Aim of the task:
Could you print every one of the records below line for line with no changes, leaving out the pictures?

──────────────────────────────

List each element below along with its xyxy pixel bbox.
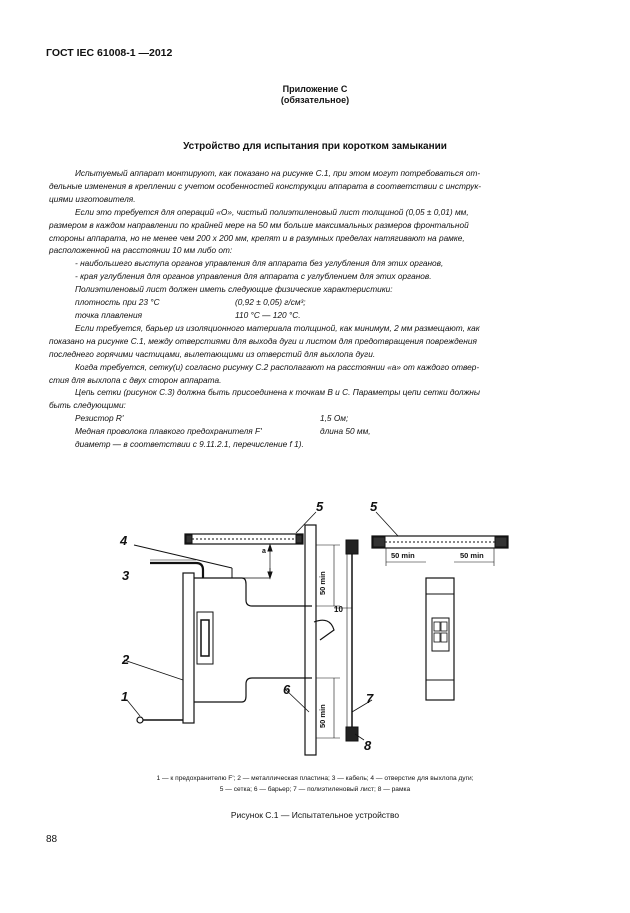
density-label: плотность при 23 °С: [75, 297, 160, 308]
dim-horizontal-left: 50 min: [391, 551, 415, 560]
legend-line-1: 1 — к предохранителю F'; 2 — металлическая пластина; 3 — кабель; 4 — отверстие для выхлопа дуги;: [156, 775, 474, 782]
para1-line2: дельные изменения в креплении с учетом особенностей конструкции аппарата в соответствии с инструк-: [49, 180, 482, 191]
page-number: 88: [46, 834, 58, 845]
wire-label: Медная проволока плавкого предохранителя F': [75, 426, 262, 437]
metal-plate: [183, 573, 194, 723]
grid-left: [185, 534, 303, 544]
cable: [150, 563, 203, 578]
melting-value: 110 °С — 120 °С.: [235, 309, 301, 320]
body-text: [49, 167, 580, 451]
label-3: 3: [122, 568, 130, 583]
test-device-figure: [0, 490, 630, 760]
para6-line1: Цепь сетки (рисунок С.3) должна быть присоединена к точкам В и С. Параметры цепи сетки должны: [75, 387, 480, 398]
device-front-window: [432, 618, 449, 651]
para1-line1: Испытуемый аппарат монтируют, как показано на рисунке С.1, при этом могут потребоваться от-: [75, 168, 481, 178]
para4-line3: последнего горячими частицами, вылетающими из отверстий для выхлопа дуги.: [49, 348, 376, 359]
bullet-2: - края углубления для органов управления для аппарата с углублением для этих органов.: [75, 271, 432, 282]
label-7: 7: [366, 691, 374, 706]
leader-4: [134, 545, 232, 568]
barrier: [305, 525, 316, 755]
melting-row: [75, 309, 580, 322]
bullet-1: - наибольшего выступа органов управления для аппарата без углубления для этих органов,: [75, 258, 444, 269]
label-a: a: [262, 548, 266, 555]
para6-line2: быть следующими:: [49, 400, 126, 411]
annex-subtitle: (обязательное): [280, 95, 350, 105]
resistor-row: [75, 412, 580, 425]
para5-line2: стия для выхлопа с двух сторон аппарата.: [49, 374, 222, 385]
melting-label: точка плавления: [75, 309, 143, 320]
wire-value: длина 50 мм,: [320, 426, 371, 437]
para4-line1: Если требуется, барьер из изоляционного материала толщиной, как минимум, 2 мм размещают, как: [75, 322, 480, 333]
resistor-value: 1,5 Ом;: [320, 413, 349, 424]
label-5a: 5: [316, 499, 324, 514]
diameter-line: диаметр — в соответствии с 9.11.2.1, перечисление f 1).: [75, 439, 304, 450]
resistor-label: Резистор R': [75, 413, 124, 424]
label-10: 10: [334, 605, 343, 614]
para2-line4: расположенной на расстоянии 10 мм либо от:: [49, 245, 233, 256]
para2-line2: размером в каждом направлении по крайней мере на 50 мм больше максимальных размеров фронтальной: [49, 219, 469, 230]
fuse-terminal: [137, 717, 143, 723]
density-row: [75, 296, 580, 309]
label-8: 8: [364, 738, 372, 753]
figure-legend: [60, 773, 570, 795]
para2-line3: стороны аппарата, но не менее чем 200 х 200 мм, крепят и в разумных пределах натягивают на рамке,: [49, 232, 465, 243]
frame-bottom: [346, 727, 358, 741]
para1-line3: циями изготовителя.: [49, 193, 136, 204]
density-value: (0,92 ± 0,05) г/см³;: [235, 297, 306, 308]
figure-caption: Рисунок С.1 — Испытательное устройство: [230, 810, 400, 820]
para5-line1: Когда требуется, сетку(и) согласно рисунку С.2 располагают на расстоянии «а» от каждого отвер-: [75, 361, 480, 372]
wire-row: [75, 425, 580, 438]
dim-horizontal-right: 50 min: [460, 551, 484, 560]
label-4: 4: [120, 533, 128, 548]
annex-title: Приложение С: [282, 84, 348, 94]
dim-vertical-top: 50 min: [318, 571, 327, 595]
legend-line-2: 5 — сетка; 6 — барьер; 7 — полиэтиленовый лист; 8 — рамка: [219, 786, 411, 793]
grid-right: [372, 536, 508, 548]
section-title: Устройство для испытания при коротком замыкании: [183, 141, 447, 152]
standard-header: ГОСТ IEC 61008-1 —2012: [46, 47, 173, 59]
para2-line1: Если это требуется для операций «О», чистый полиэтиленовый лист толщиной (0,05 ± 0,01) мм,: [75, 206, 469, 217]
toggle-handle: [314, 620, 334, 640]
frame-top: [346, 540, 358, 554]
label-5b: 5: [370, 499, 378, 514]
para4-line2: показано на рисунке С.1, между отверстиями для выхода дуги и листом для предотвращения повреждения: [49, 335, 477, 346]
label-2: 2: [122, 652, 130, 667]
label-1: 1: [121, 689, 129, 704]
label-6: 6: [283, 682, 291, 697]
para3: Полиэтиленовый лист должен иметь следующие физические характеристики:: [75, 284, 393, 295]
dim-vertical-bottom: 50 min: [318, 704, 327, 728]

──────────────────────────────

Correct result:
List each element below along with its xyxy pixel bbox.
density-label: плотность при 23 °С: [75, 297, 160, 308]
dim-horizontal-left: 50 min: [391, 551, 415, 560]
legend-line-1: 1 — к предохранителю F'; 2 — металлическая пластина; 3 — кабель; 4 — отверстие для выхлопа дуги;: [156, 775, 474, 782]
para1-line2: дельные изменения в креплении с учетом особенностей конструкции аппарата в соответствии с инструк-: [49, 180, 482, 191]
page-number: 88: [46, 834, 58, 845]
wire-label: Медная проволока плавкого предохранителя F': [75, 426, 262, 437]
metal-plate: [183, 573, 194, 723]
grid-left: [185, 534, 303, 544]
cable: [150, 563, 203, 578]
melting-value: 110 °С — 120 °С.: [235, 309, 301, 320]
body-text: [49, 167, 580, 451]
label-3: 3: [122, 568, 130, 583]
test-device-figure: [0, 490, 630, 760]
para6-line1: Цепь сетки (рисунок С.3) должна быть присоединена к точкам В и С. Параметры цепи сетки должны: [75, 387, 480, 398]
device-front-window: [432, 618, 449, 651]
para1-line1: Испытуемый аппарат монтируют, как показано на рисунке С.1, при этом могут потребоваться от-: [75, 168, 481, 178]
para4-line3: последнего горячими частицами, вылетающими из отверстий для выхлопа дуги.: [49, 348, 376, 359]
bullet-2: - края углубления для органов управления для аппарата с углублением для этих органов.: [75, 271, 432, 282]
label-7: 7: [366, 691, 374, 706]
leader-4: [134, 545, 232, 568]
barrier: [305, 525, 316, 755]
melting-row: [75, 309, 580, 322]
bullet-1: - наибольшего выступа органов управления для аппарата без углубления для этих органов,: [75, 258, 444, 269]
label-a: a: [262, 548, 266, 555]
para6-line2: быть следующими:: [49, 400, 126, 411]
annex-subtitle: (обязательное): [280, 95, 350, 105]
resistor-row: [75, 412, 580, 425]
para5-line2: стия для выхлопа с двух сторон аппарата.: [49, 374, 222, 385]
melting-label: точка плавления: [75, 309, 143, 320]
wire-value: длина 50 мм,: [320, 426, 371, 437]
para4-line1: Если требуется, барьер из изоляционного материала толщиной, как минимум, 2 мм размещают, как: [75, 322, 480, 333]
resistor-value: 1,5 Ом;: [320, 413, 349, 424]
label-5a: 5: [316, 499, 324, 514]
diameter-line: диаметр — в соответствии с 9.11.2.1, перечисление f 1).: [75, 439, 304, 450]
resistor-label: Резистор R': [75, 413, 124, 424]
label-10: 10: [334, 605, 343, 614]
para2-line4: расположенной на расстоянии 10 мм либо от:: [49, 245, 233, 256]
para2-line2: размером в каждом направлении по крайней мере на 50 мм больше максимальных размеров фронтальной: [49, 219, 469, 230]
fuse-terminal: [137, 717, 143, 723]
density-row: [75, 296, 580, 309]
label-8: 8: [364, 738, 372, 753]
figure-legend: [60, 773, 570, 795]
para2-line3: стороны аппарата, но не менее чем 200 х 200 мм, крепят и в разумных пределах натягивают на рамке,: [49, 232, 465, 243]
frame-bottom: [346, 727, 358, 741]
para1-line3: циями изготовителя.: [49, 193, 136, 204]
density-value: (0,92 ± 0,05) г/см³;: [235, 297, 306, 308]
figure-caption: Рисунок С.1 — Испытательное устройство: [230, 810, 400, 820]
para5-line1: Когда требуется, сетку(и) согласно рисунку С.2 располагают на расстоянии «а» от каждого отвер-: [75, 361, 480, 372]
wire-row: [75, 425, 580, 438]
dim-horizontal-right: 50 min: [460, 551, 484, 560]
label-4: 4: [120, 533, 128, 548]
annex-title: Приложение С: [282, 84, 348, 94]
dim-vertical-top: 50 min: [318, 571, 327, 595]
legend-line-2: 5 — сетка; 6 — барьер; 7 — полиэтиленовый лист; 8 — рамка: [219, 786, 411, 793]
grid-right: [372, 536, 508, 548]
section-title: Устройство для испытания при коротком замыкании: [183, 141, 447, 152]
standard-header: ГОСТ IEC 61008-1 —2012: [46, 47, 173, 59]
para2-line1: Если это требуется для операций «О», чистый полиэтиленовый лист толщиной (0,05 ± 0,01) мм,: [75, 206, 469, 217]
toggle-handle: [314, 620, 334, 640]
frame-top: [346, 540, 358, 554]
label-5b: 5: [370, 499, 378, 514]
para4-line2: показано на рисунке С.1, между отверстиями для выхода дуги и листом для предотвращения повреждения: [49, 335, 477, 346]
label-2: 2: [122, 652, 130, 667]
label-1: 1: [121, 689, 129, 704]
label-6: 6: [283, 682, 291, 697]
para3: Полиэтиленовый лист должен иметь следующие физические характеристики:: [75, 284, 393, 295]
dim-vertical-bottom: 50 min: [318, 704, 327, 728]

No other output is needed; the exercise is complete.